<<<<

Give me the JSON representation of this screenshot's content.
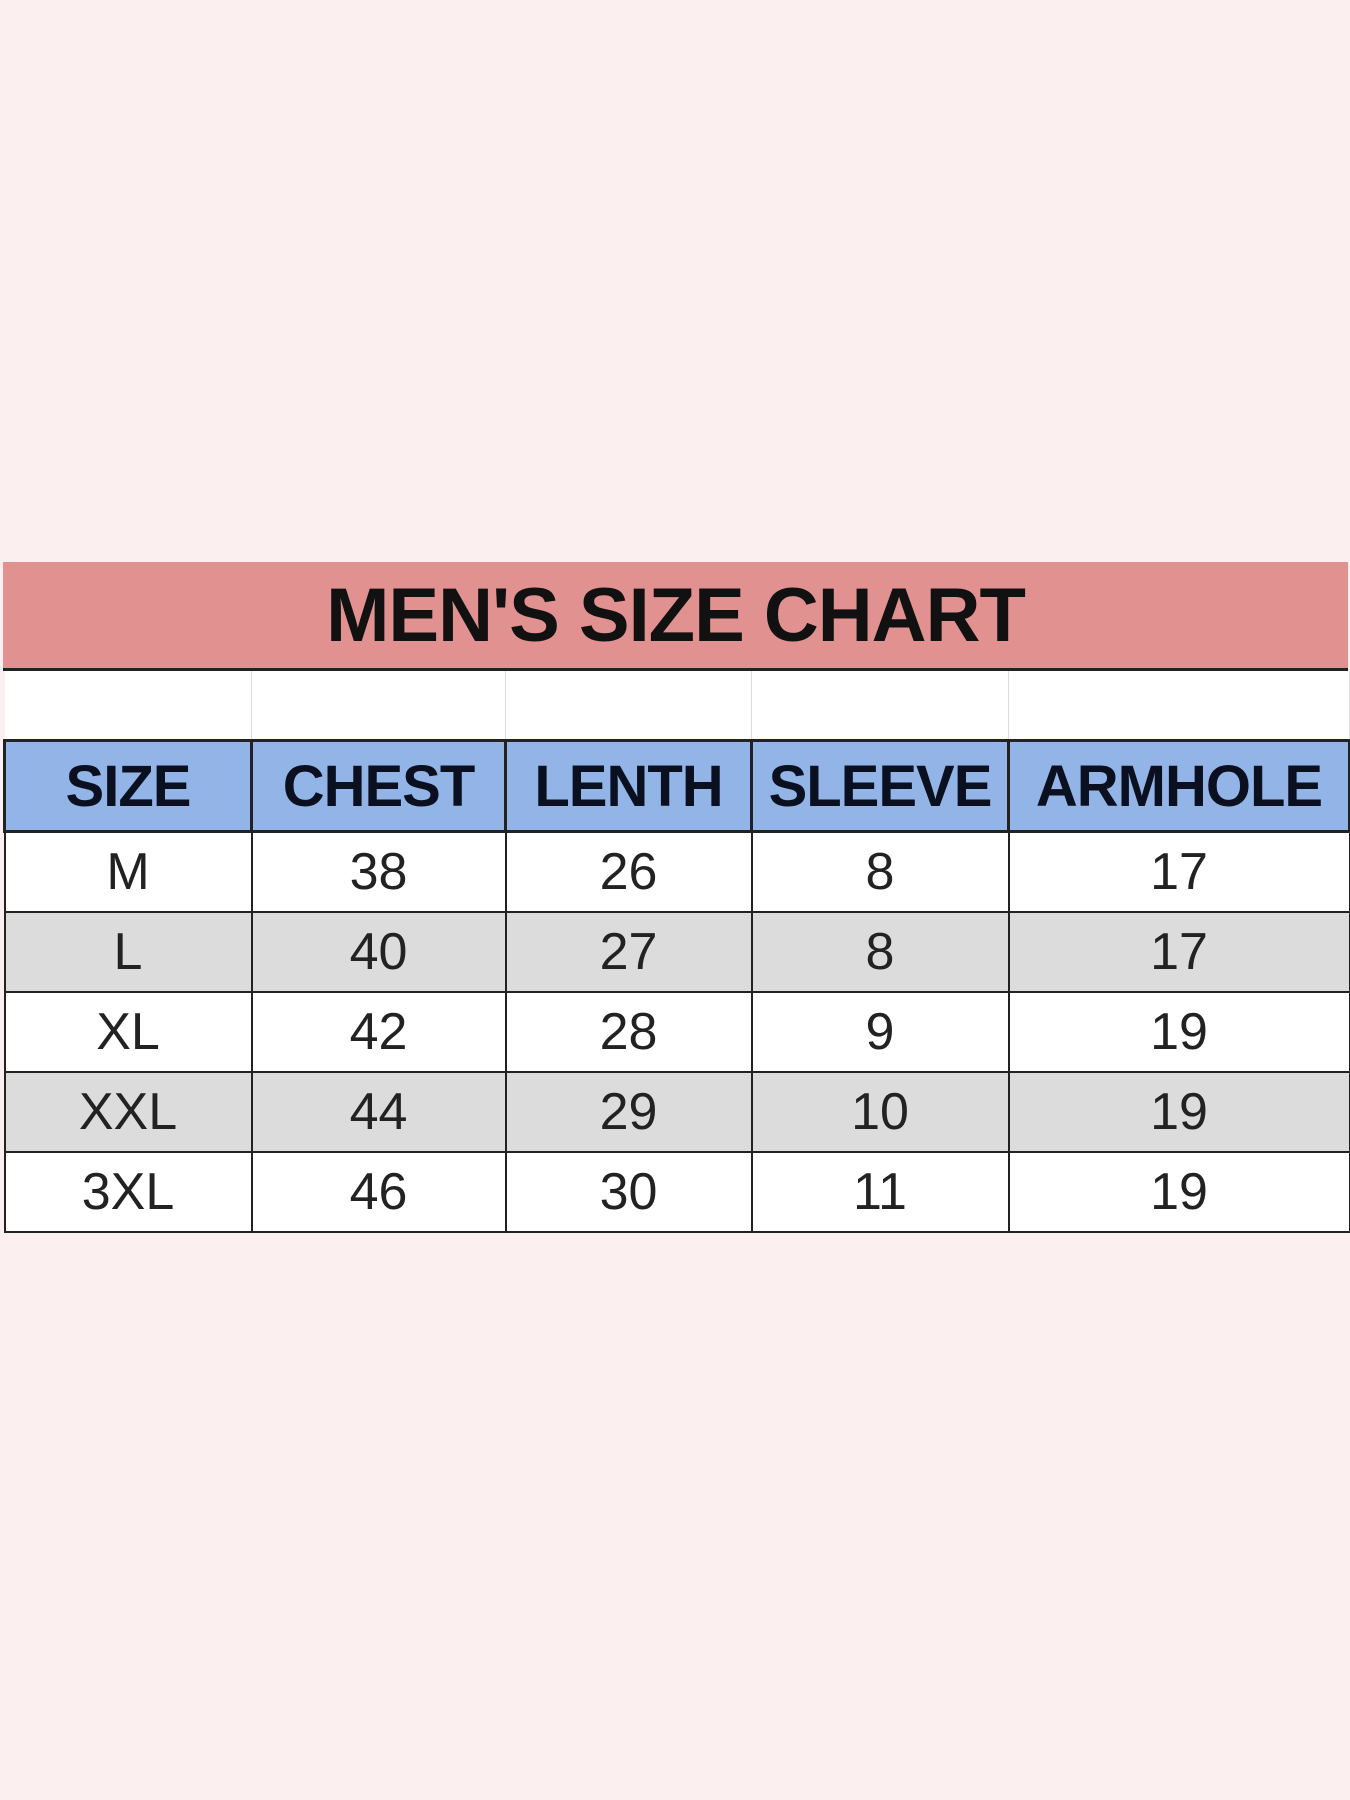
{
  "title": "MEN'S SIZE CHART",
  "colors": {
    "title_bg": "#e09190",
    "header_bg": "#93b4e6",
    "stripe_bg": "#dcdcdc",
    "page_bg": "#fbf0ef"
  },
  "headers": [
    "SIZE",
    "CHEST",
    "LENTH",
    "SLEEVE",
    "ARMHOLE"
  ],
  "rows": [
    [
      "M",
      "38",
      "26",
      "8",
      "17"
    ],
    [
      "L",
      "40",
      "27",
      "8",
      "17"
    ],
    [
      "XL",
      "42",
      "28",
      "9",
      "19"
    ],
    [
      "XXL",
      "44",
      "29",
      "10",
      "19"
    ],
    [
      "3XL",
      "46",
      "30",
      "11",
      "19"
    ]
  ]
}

>>>>

WHAT IS NEEDED
Go through the listing above and write it all out exactly, leaving out any picture.

CORRECT ANSWER
Give me the JSON representation of this screenshot's content.
{
  "title": "MEN'S SIZE CHART",
  "colors": {
    "title_bg": "#e09190",
    "header_bg": "#93b4e6",
    "stripe_bg": "#dcdcdc",
    "page_bg": "#fbf0ef"
  },
  "headers": [
    "SIZE",
    "CHEST",
    "LENTH",
    "SLEEVE",
    "ARMHOLE"
  ],
  "rows": [
    [
      "M",
      "38",
      "26",
      "8",
      "17"
    ],
    [
      "L",
      "40",
      "27",
      "8",
      "17"
    ],
    [
      "XL",
      "42",
      "28",
      "9",
      "19"
    ],
    [
      "XXL",
      "44",
      "29",
      "10",
      "19"
    ],
    [
      "3XL",
      "46",
      "30",
      "11",
      "19"
    ]
  ]
}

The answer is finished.